DATASET EXTRACT:
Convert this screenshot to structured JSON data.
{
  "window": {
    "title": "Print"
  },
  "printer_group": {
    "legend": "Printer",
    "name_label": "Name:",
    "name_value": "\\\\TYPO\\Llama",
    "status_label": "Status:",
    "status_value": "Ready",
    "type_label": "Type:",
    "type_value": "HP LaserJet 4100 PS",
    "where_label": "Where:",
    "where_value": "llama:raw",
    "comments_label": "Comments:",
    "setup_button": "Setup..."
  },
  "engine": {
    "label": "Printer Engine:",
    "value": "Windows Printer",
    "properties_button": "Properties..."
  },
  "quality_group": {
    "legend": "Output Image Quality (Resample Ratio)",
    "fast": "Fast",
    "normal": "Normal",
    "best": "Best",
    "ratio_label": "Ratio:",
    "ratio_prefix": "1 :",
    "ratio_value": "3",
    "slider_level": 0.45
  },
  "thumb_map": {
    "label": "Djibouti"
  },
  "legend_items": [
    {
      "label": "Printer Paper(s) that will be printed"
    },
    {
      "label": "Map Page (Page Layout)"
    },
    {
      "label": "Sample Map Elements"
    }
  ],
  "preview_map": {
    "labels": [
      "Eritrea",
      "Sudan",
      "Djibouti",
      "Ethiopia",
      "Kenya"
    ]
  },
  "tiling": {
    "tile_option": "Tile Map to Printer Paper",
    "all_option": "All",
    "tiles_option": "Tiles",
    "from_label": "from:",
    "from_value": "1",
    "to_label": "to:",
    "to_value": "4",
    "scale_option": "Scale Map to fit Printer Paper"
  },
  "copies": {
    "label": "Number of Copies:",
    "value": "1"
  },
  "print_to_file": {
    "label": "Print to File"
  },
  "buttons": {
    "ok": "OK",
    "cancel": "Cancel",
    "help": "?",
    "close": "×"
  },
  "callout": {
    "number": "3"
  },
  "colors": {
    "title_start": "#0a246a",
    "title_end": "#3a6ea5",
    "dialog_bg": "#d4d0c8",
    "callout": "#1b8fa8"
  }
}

REQUIREMENTS: Within the material above, find the lines that contain the word "Paper"; copy them.

WRITTEN RESPONSE:
      "label": "Printer Paper(s) that will be printed"
    "tile_option": "Tile Map to Printer Paper",
    "scale_option": "Scale Map to fit Printer Paper"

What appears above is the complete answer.